* **提取文本**:
安装HADOOP ON MAC

发表于 2017-04-08 更新于 2024-06-22 分类于 Setup 阅读次数：

该博文详细介绍在Mac上安装Hadoop

原理
hadoop安装
hadoop配置
hadoop实例运行

在mac上安装hadoop是一件相对简单的事，因为命令行就可以搞定～

安装Homebrew

相信用Mac编程的geek们绝大多数都会安装homebrew，它就像ubuntu下的apt-get一样。如果已经安装，可以进行下一步；如果没有，直接在命令行中输入这个：

1	$ ruby -e "$(curl -fsSL https://raw.githubusercontent.com/Homebrew/install/master/install)"

安装Hadoop

也是一行命令解决的事

1	$ Install Hadoop

但是在安装过程中，有可能有需要的依赖包需要安装。但是会给出提示，例如：

hadoop: Java 1.7+ is required to install this formula.JavaRequirement unsatisfied!

* **数据记录**:
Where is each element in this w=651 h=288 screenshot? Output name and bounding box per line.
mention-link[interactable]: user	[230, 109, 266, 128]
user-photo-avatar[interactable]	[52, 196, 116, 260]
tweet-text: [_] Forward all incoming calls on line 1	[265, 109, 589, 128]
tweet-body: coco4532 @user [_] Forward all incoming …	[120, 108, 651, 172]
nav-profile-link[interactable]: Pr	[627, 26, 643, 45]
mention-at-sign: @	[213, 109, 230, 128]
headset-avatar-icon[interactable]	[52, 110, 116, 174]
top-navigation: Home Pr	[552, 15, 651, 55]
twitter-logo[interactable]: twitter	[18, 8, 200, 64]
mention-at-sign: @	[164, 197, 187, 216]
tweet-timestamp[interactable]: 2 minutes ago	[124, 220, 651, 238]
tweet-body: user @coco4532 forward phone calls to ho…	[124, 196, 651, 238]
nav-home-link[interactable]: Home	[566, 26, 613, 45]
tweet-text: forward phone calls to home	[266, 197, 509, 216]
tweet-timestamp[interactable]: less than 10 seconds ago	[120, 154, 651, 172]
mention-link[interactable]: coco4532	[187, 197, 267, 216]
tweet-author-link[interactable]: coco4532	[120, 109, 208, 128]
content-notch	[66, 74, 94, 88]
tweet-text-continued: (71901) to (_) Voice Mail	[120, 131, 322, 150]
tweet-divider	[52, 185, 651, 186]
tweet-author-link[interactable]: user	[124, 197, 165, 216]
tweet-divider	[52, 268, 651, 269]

* **任务内容**:
1. 根据这篇Hadoop安装文章，回答下列问题：
(a) 文章的发表日期是哪一天？
(b) 文章把homebrew比作ubuntu下的什么工具？
(c) 提示信息里说安装这个formula需要什么版本的Java？
2. 判断下列说法是否与这篇Hadoop安装文章相符，答"是"或"否"，并原样引用文中起决定作用的词句：
(a) 在mac上安装hadoop被说成是一件相对简单的事。
(b) 已经装好homebrew的人仍须再执行一遍安装命令。
(c) 安装Hadoop时不可能出现需要另外安装的依赖包。
做题时用不到这些记录。

* **参考答案**:
1.
(a) 2017-04-08
(b) apt-get
(c) Java 1.7+

2.
(a) 是。"在mac上安装hadoop是一件相对简单的事"
(b) 否。"如果已经安装，可以进行下一步"
(c) 否。"有可能有需要的依赖包需要安装"